Exercise description:
Select from the data all lines with the word "अमरन".

Provided records:
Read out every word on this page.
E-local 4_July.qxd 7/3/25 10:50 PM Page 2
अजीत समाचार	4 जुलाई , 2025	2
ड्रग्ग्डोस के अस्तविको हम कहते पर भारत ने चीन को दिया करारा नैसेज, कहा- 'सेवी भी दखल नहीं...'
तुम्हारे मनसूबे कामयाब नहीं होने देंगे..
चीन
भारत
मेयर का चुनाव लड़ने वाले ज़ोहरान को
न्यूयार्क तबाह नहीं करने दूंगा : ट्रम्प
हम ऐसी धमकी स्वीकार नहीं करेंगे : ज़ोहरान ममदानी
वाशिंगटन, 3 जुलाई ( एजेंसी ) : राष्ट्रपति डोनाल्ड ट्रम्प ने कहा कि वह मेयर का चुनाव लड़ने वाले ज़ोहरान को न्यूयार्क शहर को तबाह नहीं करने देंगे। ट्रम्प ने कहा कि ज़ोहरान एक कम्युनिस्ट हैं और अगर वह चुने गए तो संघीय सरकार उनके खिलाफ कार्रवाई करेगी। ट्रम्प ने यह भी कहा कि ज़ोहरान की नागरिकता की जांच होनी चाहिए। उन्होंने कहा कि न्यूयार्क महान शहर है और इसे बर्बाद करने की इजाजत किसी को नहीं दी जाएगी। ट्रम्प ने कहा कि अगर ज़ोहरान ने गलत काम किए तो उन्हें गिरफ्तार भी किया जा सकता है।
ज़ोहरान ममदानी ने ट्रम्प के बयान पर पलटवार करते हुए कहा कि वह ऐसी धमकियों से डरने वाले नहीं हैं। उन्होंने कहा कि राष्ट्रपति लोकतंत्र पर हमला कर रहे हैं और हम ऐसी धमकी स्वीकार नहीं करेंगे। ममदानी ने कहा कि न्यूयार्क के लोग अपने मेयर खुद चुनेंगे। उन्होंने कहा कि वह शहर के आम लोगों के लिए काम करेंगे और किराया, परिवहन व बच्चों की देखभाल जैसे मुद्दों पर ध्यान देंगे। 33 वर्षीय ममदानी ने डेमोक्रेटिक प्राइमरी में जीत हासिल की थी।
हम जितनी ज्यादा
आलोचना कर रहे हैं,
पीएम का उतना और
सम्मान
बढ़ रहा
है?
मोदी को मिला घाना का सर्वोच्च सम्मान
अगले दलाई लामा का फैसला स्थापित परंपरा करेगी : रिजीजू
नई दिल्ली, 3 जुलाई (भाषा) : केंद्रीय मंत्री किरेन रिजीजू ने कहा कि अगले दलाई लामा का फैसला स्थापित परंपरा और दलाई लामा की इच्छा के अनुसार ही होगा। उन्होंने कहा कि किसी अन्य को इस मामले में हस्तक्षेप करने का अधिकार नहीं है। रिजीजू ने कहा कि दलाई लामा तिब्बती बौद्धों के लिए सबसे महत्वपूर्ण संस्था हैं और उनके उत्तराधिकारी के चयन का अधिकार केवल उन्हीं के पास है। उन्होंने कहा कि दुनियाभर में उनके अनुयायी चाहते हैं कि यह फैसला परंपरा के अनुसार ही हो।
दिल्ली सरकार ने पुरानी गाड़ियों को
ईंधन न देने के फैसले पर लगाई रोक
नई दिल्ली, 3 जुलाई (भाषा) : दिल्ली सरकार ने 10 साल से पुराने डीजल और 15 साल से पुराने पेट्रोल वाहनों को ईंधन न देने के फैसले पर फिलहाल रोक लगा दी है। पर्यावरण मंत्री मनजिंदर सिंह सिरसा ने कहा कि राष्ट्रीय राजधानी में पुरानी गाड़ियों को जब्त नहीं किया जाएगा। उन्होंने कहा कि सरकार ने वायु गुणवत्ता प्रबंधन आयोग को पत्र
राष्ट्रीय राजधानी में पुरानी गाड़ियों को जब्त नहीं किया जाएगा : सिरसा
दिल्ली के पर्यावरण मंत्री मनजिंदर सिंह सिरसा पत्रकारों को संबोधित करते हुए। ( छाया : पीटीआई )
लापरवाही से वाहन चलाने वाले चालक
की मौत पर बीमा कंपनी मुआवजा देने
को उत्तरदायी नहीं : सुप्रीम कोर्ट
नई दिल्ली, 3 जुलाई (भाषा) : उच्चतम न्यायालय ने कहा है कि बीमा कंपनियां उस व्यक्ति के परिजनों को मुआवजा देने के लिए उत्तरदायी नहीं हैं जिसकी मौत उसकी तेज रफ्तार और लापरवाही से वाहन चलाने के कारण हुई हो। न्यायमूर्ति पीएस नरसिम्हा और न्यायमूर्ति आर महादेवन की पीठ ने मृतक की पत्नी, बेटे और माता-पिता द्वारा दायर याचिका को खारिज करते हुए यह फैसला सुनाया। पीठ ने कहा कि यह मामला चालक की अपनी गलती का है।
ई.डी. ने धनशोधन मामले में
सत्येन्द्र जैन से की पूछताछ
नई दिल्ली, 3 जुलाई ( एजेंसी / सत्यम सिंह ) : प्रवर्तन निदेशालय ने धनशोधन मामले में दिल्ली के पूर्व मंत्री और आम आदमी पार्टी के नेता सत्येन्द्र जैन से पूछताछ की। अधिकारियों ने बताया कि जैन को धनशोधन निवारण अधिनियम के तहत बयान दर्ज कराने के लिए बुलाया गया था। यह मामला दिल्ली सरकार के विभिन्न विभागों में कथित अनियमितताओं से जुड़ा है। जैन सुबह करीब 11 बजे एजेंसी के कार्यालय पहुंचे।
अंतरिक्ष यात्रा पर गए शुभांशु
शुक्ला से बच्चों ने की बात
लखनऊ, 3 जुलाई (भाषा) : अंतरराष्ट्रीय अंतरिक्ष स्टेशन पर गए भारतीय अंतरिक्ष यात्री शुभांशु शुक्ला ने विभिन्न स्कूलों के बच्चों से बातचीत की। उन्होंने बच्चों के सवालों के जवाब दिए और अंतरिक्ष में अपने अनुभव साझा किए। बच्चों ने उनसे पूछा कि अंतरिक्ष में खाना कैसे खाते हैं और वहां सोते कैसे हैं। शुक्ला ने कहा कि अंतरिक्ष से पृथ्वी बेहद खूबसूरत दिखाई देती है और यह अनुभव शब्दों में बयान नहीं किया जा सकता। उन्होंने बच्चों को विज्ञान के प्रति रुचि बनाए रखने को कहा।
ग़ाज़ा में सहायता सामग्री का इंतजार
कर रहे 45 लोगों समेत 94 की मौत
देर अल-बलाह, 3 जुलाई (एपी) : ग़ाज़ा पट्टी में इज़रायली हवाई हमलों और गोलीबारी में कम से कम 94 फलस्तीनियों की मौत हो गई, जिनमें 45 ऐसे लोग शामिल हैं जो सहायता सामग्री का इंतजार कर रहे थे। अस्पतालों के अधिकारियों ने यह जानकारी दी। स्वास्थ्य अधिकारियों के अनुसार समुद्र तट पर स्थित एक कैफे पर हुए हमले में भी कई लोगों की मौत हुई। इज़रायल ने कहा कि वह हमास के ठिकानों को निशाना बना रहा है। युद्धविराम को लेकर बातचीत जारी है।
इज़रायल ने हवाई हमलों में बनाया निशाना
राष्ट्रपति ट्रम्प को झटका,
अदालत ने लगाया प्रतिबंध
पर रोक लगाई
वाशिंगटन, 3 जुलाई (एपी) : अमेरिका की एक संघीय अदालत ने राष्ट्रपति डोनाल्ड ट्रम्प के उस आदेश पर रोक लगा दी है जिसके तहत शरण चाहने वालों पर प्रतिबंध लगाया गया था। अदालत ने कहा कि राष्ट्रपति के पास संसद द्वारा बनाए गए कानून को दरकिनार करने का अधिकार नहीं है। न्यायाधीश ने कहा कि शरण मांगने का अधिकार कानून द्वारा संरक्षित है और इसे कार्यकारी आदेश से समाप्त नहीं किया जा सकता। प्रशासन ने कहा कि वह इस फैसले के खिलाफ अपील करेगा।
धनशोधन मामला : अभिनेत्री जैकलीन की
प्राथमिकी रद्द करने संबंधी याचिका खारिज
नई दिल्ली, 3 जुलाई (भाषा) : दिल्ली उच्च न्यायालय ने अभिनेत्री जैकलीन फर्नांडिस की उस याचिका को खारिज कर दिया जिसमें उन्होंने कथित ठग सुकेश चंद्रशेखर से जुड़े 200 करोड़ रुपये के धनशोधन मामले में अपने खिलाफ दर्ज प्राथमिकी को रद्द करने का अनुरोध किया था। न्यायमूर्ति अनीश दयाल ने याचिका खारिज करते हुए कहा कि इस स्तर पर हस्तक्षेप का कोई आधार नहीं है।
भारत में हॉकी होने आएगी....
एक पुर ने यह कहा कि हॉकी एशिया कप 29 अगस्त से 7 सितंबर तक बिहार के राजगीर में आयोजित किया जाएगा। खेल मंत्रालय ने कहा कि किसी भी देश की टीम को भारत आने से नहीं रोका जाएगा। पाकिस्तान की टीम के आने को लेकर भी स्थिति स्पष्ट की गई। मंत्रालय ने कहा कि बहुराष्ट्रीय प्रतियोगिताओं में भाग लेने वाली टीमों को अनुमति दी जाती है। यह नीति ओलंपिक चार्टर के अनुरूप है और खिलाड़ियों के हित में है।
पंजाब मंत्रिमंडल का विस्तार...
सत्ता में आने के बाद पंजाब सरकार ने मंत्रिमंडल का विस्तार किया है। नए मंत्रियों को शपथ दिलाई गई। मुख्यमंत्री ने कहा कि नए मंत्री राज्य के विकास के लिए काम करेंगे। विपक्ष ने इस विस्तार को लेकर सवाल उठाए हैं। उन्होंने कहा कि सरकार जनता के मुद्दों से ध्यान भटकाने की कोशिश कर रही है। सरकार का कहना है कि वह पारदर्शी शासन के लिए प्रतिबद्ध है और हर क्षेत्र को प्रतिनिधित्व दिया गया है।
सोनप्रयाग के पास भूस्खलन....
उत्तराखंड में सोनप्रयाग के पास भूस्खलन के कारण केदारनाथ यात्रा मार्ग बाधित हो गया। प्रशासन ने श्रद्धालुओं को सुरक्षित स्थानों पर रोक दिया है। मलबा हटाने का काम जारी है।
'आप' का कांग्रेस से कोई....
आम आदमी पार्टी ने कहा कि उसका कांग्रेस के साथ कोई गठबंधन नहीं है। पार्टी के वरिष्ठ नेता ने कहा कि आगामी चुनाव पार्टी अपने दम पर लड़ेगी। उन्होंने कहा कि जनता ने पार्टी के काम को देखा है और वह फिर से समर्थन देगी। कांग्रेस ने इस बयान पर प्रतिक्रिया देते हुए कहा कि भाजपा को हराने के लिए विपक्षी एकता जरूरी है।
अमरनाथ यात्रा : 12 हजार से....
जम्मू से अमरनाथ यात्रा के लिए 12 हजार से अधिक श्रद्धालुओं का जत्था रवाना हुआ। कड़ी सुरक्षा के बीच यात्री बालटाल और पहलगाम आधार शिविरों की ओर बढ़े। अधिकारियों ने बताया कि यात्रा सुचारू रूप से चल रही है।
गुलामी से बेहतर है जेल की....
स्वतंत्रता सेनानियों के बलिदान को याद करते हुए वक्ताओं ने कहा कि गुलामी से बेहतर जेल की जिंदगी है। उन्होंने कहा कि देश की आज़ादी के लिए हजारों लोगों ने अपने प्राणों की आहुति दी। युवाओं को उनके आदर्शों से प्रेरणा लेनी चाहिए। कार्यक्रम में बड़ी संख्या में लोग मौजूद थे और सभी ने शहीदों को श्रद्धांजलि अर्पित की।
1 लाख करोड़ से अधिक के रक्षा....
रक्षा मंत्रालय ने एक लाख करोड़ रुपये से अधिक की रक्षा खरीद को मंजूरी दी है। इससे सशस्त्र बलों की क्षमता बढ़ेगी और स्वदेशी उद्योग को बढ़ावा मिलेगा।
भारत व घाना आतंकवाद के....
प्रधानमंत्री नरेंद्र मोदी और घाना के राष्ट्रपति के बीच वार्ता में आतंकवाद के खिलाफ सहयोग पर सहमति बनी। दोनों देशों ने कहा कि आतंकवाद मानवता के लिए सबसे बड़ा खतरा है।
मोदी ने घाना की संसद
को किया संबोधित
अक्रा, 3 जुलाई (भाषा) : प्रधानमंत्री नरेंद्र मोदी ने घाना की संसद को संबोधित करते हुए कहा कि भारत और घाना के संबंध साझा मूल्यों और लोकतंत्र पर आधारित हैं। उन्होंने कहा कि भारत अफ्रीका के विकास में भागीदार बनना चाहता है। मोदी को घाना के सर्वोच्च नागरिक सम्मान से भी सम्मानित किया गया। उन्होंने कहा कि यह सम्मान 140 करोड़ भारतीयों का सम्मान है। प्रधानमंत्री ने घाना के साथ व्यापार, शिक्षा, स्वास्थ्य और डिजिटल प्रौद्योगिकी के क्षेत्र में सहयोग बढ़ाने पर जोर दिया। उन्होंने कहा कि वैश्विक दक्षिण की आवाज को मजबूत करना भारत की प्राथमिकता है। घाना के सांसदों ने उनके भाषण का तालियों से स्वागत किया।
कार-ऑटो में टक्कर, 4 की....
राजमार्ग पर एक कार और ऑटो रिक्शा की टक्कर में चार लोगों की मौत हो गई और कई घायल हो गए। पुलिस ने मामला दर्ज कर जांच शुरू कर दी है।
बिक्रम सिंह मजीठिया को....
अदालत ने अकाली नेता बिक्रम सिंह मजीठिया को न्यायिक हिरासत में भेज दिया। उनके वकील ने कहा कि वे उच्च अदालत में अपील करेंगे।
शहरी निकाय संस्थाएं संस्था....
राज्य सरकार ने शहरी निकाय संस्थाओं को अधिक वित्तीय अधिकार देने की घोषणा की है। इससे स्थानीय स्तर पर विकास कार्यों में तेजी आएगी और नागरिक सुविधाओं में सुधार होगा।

Result:
अमरनाथ यात्रा : 12 हजार से....
जम्मू से अमरनाथ यात्रा के लिए 12 हजार से अधिक श्रद्धालुओं का जत्था रवाना हुआ। कड़ी सुरक्षा के बीच यात्री बालटाल और पहलगाम आधार शिविरों की ओर बढ़े। अधिकारियों ने बताया कि यात्रा सुचारू रूप से चल रही है।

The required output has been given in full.